▶ [Do this]: Entries follow. Set all of them down as they stand.

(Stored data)
● ● ● ●

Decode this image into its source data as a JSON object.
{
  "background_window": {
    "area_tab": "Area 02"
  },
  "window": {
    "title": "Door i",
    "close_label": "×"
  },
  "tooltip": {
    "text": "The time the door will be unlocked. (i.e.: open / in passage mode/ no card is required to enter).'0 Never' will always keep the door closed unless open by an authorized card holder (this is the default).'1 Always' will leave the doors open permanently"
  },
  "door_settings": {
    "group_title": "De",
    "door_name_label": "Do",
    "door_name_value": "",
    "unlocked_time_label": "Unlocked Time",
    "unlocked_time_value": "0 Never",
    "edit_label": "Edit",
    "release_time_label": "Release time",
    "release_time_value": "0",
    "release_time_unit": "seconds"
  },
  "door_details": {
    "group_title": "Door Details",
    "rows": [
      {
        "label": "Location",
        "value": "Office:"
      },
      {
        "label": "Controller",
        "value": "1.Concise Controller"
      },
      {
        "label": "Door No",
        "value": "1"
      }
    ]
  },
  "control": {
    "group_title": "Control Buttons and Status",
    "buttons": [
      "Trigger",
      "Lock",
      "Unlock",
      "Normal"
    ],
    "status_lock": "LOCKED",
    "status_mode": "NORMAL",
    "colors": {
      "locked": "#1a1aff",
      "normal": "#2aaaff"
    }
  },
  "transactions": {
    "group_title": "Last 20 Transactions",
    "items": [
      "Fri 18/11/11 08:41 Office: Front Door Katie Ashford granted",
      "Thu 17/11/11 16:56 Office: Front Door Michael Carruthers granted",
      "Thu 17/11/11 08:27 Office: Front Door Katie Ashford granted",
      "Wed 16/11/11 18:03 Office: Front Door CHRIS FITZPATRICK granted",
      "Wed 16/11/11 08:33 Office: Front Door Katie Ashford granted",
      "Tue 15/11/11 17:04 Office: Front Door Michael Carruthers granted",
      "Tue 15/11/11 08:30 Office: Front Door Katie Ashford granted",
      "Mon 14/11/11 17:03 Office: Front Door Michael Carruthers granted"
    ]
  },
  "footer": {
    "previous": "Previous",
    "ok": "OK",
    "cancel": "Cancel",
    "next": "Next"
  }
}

● ● ● ●

▶ [Output]:
Decode this image into its source data as a JSON object.
{
  "background_window": {
    "area_tab": "Area 02"
  },
  "window": {
    "title": "Door i",
    "close_label": "×"
  },
  "tooltip": {
    "text": "The time the door will be unlocked. (i.e.: open / in passage mode/ no card is required to enter).'0 Never' will always keep the door closed unless open by an authorized card holder (this is the default).'1 Always' will leave the doors open permanently"
  },
  "door_settings": {
    "group_title": "De",
    "door_name_label": "Do",
    "door_name_value": "",
    "unlocked_time_label": "Unlocked Time",
    "unlocked_time_value": "0 Never",
    "edit_label": "Edit",
    "release_time_label": "Release time",
    "release_time_value": "0",
    "release_time_unit": "seconds"
  },
  "door_details": {
    "group_title": "Door Details",
    "rows": [
      {
        "label": "Location",
        "value": "Office:"
      },
      {
        "label": "Controller",
        "value": "1.Concise Controller"
      },
      {
        "label": "Door No",
        "value": "1"
      }
    ]
  },
  "control": {
    "group_title": "Control Buttons and Status",
    "buttons": [
      "Trigger",
      "Lock",
      "Unlock",
      "Normal"
    ],
    "status_lock": "LOCKED",
    "status_mode": "NORMAL",
    "colors": {
      "locked": "#1a1aff",
      "normal": "#2aaaff"
    }
  },
  "transactions": {
    "group_title": "Last 20 Transactions",
    "items": [
      "Fri 18/11/11 08:41 Office: Front Door Katie Ashford granted",
      "Thu 17/11/11 16:56 Office: Front Door Michael Carruthers granted",
      "Thu 17/11/11 08:27 Office: Front Door Katie Ashford granted",
      "Wed 16/11/11 18:03 Office: Front Door CHRIS FITZPATRICK granted",
      "Wed 16/11/11 08:33 Office: Front Door Katie Ashford granted",
      "Tue 15/11/11 17:04 Office: Front Door Michael Carruthers granted",
      "Tue 15/11/11 08:30 Office: Front Door Katie Ashford granted",
      "Mon 14/11/11 17:03 Office: Front Door Michael Carruthers granted"
    ]
  },
  "footer": {
    "previous": "Previous",
    "ok": "OK",
    "cancel": "Cancel",
    "next": "Next"
  }
}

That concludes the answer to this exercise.